## The exercise
Go through the listing below and list every line with "Sears".

━━━━━━━━━━━━━━━━

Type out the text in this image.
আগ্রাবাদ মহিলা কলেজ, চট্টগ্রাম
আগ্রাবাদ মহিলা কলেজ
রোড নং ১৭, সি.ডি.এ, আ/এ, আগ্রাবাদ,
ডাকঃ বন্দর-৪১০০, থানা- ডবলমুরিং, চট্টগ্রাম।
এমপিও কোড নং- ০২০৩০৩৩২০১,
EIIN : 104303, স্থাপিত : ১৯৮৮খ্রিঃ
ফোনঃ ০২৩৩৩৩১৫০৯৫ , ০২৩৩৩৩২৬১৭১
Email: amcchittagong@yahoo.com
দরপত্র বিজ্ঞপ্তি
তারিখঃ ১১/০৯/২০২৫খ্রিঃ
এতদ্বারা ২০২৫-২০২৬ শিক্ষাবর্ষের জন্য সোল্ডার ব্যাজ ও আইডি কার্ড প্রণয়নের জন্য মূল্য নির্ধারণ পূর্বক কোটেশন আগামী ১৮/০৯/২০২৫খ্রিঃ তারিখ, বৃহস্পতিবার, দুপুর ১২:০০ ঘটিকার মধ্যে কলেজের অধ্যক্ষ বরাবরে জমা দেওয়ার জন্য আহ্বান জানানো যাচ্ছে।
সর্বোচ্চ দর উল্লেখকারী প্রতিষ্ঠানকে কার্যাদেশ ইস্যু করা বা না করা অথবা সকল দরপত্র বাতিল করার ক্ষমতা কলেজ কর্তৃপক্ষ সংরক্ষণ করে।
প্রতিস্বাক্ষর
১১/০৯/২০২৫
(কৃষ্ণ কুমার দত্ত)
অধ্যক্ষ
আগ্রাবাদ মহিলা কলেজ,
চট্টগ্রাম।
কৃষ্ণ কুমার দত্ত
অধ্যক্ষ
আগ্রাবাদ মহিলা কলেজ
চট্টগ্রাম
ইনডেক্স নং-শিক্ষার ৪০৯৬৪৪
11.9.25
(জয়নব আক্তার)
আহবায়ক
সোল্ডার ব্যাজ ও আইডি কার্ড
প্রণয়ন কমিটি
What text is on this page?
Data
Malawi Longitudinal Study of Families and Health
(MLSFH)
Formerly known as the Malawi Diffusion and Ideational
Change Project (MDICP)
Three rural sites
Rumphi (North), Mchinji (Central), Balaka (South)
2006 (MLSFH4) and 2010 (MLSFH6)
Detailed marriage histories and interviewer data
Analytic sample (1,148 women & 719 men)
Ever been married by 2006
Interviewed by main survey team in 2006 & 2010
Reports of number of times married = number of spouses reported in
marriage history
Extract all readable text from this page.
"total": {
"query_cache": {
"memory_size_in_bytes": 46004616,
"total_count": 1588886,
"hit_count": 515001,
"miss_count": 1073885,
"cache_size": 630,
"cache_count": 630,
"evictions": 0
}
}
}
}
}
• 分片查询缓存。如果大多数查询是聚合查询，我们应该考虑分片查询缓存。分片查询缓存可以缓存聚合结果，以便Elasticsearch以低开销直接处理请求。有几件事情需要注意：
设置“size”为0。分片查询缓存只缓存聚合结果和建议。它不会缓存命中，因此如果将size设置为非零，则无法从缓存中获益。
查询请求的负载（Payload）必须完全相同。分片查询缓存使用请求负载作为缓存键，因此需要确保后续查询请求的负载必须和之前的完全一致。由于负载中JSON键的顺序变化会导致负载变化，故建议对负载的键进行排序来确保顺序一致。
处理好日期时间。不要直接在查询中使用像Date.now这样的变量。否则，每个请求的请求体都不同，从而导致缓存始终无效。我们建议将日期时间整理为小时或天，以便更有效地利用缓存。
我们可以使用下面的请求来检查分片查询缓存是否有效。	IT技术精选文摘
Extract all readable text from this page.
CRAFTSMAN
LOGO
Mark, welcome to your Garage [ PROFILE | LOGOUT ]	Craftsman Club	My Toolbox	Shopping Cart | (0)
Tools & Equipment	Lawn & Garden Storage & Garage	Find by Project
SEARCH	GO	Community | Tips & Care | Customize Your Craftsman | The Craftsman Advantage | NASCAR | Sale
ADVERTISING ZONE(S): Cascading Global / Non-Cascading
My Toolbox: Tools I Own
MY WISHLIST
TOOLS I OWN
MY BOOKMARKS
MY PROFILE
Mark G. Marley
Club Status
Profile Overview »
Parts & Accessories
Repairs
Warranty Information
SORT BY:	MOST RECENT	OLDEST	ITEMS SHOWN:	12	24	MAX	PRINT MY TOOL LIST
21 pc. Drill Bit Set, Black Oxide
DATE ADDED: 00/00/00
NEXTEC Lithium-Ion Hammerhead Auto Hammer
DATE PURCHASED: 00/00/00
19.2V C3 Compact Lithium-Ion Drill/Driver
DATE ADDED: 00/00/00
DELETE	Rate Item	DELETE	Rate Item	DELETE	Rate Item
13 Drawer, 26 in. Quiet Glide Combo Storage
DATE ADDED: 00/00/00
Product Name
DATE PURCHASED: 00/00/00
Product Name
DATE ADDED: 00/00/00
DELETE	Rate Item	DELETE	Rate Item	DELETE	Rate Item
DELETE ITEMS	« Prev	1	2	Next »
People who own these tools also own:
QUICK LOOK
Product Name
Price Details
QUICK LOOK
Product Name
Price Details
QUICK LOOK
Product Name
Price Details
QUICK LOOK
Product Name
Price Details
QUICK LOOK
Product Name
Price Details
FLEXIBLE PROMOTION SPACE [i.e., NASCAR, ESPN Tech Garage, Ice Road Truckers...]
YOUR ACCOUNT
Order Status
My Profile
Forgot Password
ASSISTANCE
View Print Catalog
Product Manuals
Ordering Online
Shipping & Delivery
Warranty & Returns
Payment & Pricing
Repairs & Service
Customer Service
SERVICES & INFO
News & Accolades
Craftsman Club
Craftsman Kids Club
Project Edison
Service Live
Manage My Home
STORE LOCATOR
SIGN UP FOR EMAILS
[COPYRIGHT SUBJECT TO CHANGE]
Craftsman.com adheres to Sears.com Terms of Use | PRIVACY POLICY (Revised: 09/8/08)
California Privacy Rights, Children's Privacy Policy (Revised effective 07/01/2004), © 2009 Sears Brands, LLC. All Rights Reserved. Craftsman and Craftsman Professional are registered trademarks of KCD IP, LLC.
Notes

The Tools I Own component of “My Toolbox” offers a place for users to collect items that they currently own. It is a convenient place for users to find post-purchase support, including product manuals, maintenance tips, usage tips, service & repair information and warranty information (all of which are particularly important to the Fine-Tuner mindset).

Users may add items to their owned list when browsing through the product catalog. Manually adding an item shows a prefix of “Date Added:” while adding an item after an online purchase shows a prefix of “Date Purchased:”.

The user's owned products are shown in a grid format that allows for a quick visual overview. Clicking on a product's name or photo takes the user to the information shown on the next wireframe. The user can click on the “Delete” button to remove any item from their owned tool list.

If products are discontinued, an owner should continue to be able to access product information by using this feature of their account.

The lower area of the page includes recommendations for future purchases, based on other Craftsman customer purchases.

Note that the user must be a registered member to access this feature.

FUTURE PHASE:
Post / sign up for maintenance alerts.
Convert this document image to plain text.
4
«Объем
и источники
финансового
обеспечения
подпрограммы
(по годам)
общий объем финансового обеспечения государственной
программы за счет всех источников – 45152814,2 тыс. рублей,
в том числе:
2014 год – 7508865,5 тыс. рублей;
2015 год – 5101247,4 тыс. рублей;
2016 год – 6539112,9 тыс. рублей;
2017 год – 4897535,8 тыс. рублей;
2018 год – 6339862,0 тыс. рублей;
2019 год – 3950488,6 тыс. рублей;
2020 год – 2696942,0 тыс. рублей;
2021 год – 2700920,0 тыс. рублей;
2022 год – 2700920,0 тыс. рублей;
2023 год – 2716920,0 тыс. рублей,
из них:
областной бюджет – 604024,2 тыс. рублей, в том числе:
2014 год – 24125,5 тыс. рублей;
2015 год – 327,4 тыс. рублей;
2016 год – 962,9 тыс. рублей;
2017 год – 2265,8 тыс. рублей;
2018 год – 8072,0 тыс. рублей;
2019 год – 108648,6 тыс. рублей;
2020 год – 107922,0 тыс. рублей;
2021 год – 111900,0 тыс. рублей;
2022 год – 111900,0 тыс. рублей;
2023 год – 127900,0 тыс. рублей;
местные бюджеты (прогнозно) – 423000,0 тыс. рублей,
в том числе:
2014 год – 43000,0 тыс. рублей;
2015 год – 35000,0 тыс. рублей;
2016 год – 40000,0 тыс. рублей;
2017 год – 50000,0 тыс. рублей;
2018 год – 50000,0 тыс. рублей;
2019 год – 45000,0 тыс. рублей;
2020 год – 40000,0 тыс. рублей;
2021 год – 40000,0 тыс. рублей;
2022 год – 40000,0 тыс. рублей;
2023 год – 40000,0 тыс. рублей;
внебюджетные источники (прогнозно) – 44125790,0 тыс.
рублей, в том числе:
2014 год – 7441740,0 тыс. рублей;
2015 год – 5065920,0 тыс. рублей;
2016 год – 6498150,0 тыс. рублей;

━━━━━━━━━━━━━━━━

## Solution for this problem
Craftsman.com adheres to Sears.com Terms of Use | PRIVACY POLICY (Revised: 09/8/08)
California Privacy Rights, Children's Privacy Policy (Revised effective 07/01/2004), © 2009 Sears Brands, LLC. All Rights Reserved. Craftsman and Craftsman Professional are registered trademarks of KCD IP, LLC.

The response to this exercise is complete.